## BEGIN Data
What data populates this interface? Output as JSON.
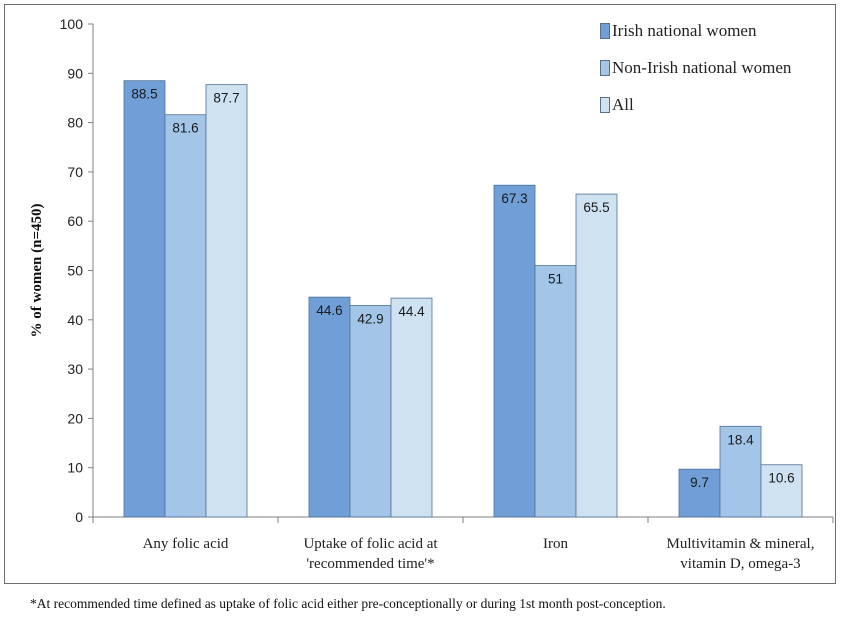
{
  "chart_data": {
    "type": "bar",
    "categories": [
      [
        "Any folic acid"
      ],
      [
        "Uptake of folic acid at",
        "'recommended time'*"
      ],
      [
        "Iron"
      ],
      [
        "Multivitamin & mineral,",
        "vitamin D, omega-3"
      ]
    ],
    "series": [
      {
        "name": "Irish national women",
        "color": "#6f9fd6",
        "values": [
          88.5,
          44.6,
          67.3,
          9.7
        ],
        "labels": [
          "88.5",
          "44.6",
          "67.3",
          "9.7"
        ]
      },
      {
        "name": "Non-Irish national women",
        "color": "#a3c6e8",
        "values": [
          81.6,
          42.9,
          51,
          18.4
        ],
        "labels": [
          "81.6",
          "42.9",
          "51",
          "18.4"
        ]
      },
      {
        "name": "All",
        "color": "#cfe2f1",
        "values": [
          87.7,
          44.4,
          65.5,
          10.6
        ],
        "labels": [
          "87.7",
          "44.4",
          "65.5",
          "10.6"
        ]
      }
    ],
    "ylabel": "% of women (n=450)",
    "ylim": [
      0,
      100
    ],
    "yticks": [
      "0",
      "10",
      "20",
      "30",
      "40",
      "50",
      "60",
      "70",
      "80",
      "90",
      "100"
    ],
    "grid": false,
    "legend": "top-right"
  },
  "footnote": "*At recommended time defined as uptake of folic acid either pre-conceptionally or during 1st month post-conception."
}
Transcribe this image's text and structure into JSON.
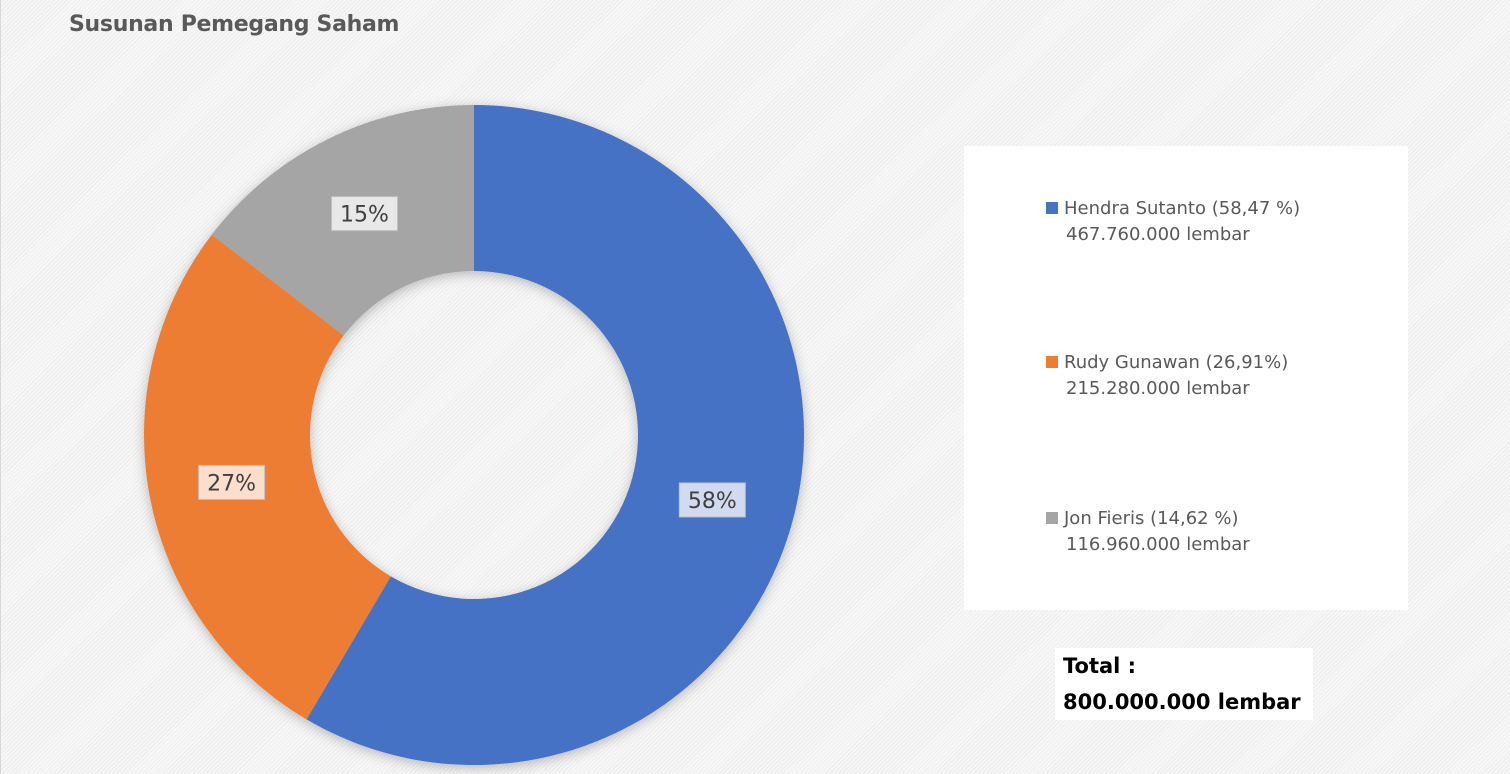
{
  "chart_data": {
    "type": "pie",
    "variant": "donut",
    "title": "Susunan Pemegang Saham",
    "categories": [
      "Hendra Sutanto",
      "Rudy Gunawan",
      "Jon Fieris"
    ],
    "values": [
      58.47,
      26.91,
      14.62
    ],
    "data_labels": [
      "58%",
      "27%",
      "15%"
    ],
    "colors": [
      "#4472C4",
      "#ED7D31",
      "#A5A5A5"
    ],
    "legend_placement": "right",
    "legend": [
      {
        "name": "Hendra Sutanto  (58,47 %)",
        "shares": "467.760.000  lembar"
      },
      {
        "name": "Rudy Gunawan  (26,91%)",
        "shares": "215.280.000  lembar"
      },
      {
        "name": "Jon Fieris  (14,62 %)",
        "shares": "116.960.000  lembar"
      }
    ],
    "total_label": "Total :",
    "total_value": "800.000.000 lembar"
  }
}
## END Data
## Task details
In your copy of the listing above, reproduce each line exactly and omit all pictures.

## Answer to the task
What data populates this interface? Output as JSON.
{
  "chart_data": {
    "type": "bar",
    "categories": [
      [
        "Any folic acid"
      ],
      [
        "Uptake of folic acid at",
        "'recommended time'*"
      ],
      [
        "Iron"
      ],
      [
        "Multivitamin & mineral,",
        "vitamin D, omega-3"
      ]
    ],
    "series": [
      {
        "name": "Irish national women",
        "color": "#6f9fd6",
        "values": [
          88.5,
          44.6,
          67.3,
          9.7
        ],
        "labels": [
          "88.5",
          "44.6",
          "67.3",
          "9.7"
        ]
      },
      {
        "name": "Non-Irish national women",
        "color": "#a3c6e8",
        "values": [
          81.6,
          42.9,
          51,
          18.4
        ],
        "labels": [
          "81.6",
          "42.9",
          "51",
          "18.4"
        ]
      },
      {
        "name": "All",
        "color": "#cfe2f1",
        "values": [
          87.7,
          44.4,
          65.5,
          10.6
        ],
        "labels": [
          "87.7",
          "44.4",
          "65.5",
          "10.6"
        ]
      }
    ],
    "ylabel": "% of women (n=450)",
    "ylim": [
      0,
      100
    ],
    "yticks": [
      "0",
      "10",
      "20",
      "30",
      "40",
      "50",
      "60",
      "70",
      "80",
      "90",
      "100"
    ],
    "grid": false,
    "legend": "top-right"
  },
  "footnote": "*At recommended time defined as uptake of folic acid either pre-conceptionally or during 1st month post-conception."
}
Transcribe this image's text and structure into JSON.
{
  "chart_data": {
    "type": "pie",
    "variant": "donut",
    "title": "Susunan Pemegang Saham",
    "categories": [
      "Hendra Sutanto",
      "Rudy Gunawan",
      "Jon Fieris"
    ],
    "values": [
      58.47,
      26.91,
      14.62
    ],
    "data_labels": [
      "58%",
      "27%",
      "15%"
    ],
    "colors": [
      "#4472C4",
      "#ED7D31",
      "#A5A5A5"
    ],
    "legend_placement": "right",
    "legend": [
      {
        "name": "Hendra Sutanto  (58,47 %)",
        "shares": "467.760.000  lembar"
      },
      {
        "name": "Rudy Gunawan  (26,91%)",
        "shares": "215.280.000  lembar"
      },
      {
        "name": "Jon Fieris  (14,62 %)",
        "shares": "116.960.000  lembar"
      }
    ],
    "total_label": "Total :",
    "total_value": "800.000.000 lembar"
  }
}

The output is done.